REQUIRED WORK - Check each line for the word "GEFS" and report how many have it. Give nothing else.

(Figure dataset records)
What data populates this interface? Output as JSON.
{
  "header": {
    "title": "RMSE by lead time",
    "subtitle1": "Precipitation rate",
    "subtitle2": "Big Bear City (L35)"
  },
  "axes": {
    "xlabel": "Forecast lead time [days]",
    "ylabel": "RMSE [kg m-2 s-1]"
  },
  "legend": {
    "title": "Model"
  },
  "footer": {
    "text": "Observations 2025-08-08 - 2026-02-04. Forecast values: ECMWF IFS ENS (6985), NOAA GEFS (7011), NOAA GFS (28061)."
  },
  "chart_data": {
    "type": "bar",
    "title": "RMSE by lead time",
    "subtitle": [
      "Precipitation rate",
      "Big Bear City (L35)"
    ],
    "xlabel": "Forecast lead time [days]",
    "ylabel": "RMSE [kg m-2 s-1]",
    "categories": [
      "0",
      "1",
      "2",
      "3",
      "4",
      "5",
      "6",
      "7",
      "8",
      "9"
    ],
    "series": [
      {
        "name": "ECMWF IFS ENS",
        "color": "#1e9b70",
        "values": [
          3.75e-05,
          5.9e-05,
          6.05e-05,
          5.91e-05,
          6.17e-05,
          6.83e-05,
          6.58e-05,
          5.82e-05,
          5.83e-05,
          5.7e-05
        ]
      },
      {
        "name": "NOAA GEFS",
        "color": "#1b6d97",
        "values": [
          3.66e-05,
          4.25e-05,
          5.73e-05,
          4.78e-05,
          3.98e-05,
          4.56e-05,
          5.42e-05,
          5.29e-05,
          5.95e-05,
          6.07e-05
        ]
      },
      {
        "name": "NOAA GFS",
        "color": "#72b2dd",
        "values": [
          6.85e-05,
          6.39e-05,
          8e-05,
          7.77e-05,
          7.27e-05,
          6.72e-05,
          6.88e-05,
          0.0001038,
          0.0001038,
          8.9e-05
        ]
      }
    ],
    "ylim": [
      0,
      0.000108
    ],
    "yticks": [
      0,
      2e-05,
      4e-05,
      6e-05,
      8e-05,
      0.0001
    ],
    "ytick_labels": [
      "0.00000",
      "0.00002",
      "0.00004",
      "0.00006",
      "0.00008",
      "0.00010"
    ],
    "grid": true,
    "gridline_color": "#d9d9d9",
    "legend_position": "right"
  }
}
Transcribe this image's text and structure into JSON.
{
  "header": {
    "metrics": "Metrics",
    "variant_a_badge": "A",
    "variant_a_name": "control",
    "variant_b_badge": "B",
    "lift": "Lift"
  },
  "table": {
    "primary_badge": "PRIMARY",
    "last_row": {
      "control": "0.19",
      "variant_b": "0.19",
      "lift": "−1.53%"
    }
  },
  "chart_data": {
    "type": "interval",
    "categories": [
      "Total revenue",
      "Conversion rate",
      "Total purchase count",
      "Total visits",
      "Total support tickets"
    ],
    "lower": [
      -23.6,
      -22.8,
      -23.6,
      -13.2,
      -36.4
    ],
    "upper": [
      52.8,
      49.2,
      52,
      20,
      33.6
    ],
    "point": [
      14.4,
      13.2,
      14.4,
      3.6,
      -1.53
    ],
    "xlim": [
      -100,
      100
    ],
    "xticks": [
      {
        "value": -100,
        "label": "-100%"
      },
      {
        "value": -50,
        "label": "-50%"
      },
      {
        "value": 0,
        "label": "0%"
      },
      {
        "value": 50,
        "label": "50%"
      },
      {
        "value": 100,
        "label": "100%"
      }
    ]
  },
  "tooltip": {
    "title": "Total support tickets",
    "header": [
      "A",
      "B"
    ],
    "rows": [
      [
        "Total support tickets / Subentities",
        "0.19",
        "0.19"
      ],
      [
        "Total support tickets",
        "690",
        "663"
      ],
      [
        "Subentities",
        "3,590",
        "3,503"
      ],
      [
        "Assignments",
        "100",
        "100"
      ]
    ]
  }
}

RESPONSE - 2